- [The problem]:
State only the number of lines that include "permitted".

[Entries from a dataset]
• • • •
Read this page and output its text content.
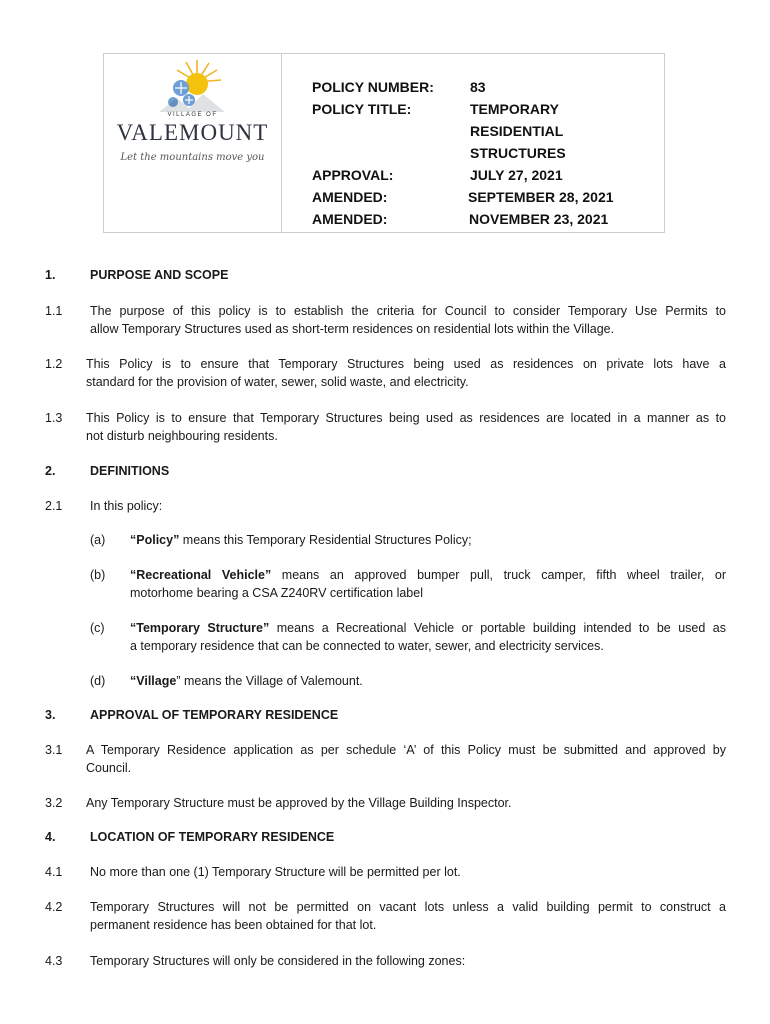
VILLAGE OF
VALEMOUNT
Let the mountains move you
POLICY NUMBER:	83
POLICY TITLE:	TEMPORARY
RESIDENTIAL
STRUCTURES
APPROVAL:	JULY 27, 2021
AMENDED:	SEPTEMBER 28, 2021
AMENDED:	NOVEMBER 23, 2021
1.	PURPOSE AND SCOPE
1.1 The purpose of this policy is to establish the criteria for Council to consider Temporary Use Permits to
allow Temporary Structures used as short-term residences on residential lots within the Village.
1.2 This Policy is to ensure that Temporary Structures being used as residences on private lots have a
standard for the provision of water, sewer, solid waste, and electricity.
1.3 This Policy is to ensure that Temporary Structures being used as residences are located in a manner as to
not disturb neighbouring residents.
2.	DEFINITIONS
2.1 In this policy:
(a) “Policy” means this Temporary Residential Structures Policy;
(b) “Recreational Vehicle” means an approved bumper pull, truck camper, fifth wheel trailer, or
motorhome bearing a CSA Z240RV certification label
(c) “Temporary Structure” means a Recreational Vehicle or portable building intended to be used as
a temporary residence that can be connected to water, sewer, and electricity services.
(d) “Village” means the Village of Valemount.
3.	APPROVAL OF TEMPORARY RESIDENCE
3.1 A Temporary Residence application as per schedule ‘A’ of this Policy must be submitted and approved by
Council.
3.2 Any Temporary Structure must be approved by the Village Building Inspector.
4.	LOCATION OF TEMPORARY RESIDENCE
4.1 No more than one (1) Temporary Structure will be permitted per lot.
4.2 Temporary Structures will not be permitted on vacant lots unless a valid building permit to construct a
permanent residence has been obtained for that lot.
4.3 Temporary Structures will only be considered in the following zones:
• • • •
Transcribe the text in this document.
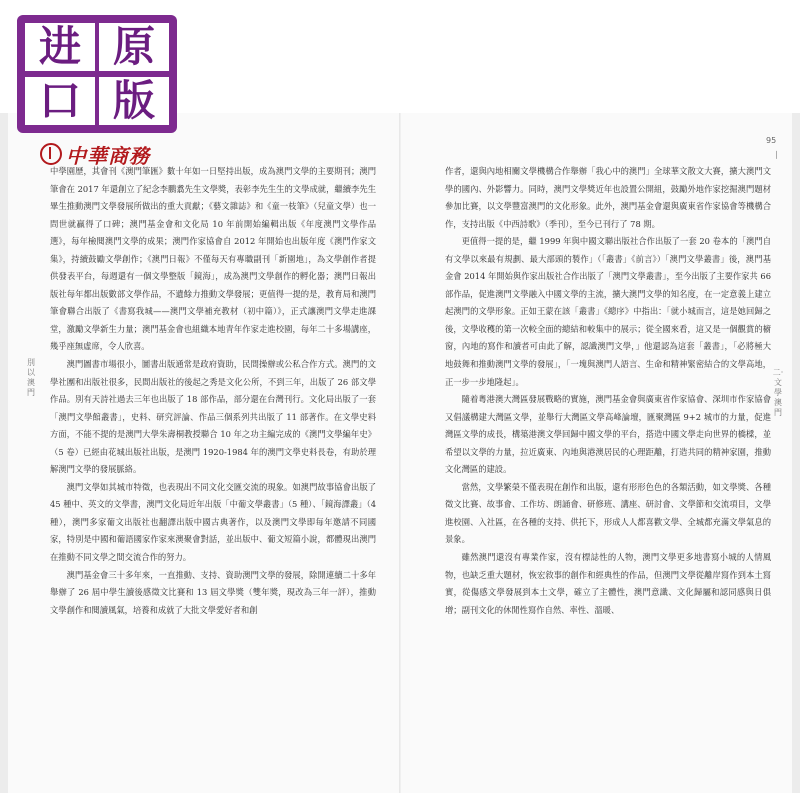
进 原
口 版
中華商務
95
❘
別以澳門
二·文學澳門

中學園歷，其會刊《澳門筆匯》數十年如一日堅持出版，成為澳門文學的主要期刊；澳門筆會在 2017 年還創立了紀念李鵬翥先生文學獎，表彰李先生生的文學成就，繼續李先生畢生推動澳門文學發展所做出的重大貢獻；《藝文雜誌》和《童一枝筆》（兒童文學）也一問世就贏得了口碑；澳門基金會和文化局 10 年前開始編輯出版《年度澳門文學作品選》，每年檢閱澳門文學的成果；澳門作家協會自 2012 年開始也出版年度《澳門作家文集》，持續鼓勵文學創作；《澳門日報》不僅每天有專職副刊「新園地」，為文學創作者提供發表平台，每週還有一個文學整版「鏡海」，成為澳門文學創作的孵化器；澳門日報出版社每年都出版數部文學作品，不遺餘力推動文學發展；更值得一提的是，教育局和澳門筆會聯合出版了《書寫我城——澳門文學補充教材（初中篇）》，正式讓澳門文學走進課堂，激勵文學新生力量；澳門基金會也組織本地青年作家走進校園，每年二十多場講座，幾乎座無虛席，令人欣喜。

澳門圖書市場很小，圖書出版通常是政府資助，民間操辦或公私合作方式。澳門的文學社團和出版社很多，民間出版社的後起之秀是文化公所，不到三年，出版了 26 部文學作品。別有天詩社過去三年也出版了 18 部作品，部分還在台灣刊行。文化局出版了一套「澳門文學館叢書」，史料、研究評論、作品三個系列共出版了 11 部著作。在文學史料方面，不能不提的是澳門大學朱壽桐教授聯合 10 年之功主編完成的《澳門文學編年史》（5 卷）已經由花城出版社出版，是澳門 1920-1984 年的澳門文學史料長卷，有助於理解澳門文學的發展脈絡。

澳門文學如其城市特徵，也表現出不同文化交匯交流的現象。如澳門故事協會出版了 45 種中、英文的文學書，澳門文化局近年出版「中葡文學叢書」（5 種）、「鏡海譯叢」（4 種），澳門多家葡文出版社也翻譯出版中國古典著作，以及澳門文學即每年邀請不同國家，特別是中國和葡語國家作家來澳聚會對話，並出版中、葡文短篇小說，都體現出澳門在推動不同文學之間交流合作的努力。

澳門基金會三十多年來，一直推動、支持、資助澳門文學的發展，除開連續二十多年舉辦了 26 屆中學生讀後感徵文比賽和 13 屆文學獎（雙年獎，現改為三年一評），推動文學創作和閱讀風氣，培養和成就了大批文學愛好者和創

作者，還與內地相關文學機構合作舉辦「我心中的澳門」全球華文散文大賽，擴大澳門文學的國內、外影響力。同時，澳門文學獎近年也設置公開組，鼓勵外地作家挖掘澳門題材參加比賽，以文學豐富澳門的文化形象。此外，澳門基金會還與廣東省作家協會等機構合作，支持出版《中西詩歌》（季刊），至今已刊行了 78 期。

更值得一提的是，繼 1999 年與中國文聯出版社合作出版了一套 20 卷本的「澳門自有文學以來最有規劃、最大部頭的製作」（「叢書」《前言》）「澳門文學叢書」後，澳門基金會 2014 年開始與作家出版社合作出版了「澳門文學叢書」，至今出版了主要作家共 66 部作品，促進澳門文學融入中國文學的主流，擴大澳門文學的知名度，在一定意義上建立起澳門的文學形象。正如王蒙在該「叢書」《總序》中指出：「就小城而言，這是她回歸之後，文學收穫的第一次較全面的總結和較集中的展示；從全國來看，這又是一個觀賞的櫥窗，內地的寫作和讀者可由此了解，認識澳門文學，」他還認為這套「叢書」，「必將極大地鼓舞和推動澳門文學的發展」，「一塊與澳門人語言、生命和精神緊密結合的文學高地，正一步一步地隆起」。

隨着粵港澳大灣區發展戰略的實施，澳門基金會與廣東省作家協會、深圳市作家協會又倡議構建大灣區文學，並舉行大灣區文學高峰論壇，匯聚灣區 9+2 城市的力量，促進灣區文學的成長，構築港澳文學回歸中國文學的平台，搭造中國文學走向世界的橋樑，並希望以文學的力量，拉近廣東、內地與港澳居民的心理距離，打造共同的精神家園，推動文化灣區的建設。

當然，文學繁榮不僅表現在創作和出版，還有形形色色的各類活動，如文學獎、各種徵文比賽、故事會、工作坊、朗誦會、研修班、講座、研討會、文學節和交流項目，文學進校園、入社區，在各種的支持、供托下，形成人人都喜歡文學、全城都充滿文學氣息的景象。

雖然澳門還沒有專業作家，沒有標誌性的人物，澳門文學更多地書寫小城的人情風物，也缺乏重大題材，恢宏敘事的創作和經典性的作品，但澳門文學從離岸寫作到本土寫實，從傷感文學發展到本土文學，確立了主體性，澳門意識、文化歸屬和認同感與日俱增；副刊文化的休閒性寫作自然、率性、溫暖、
• • • •
- [Written answer]:
2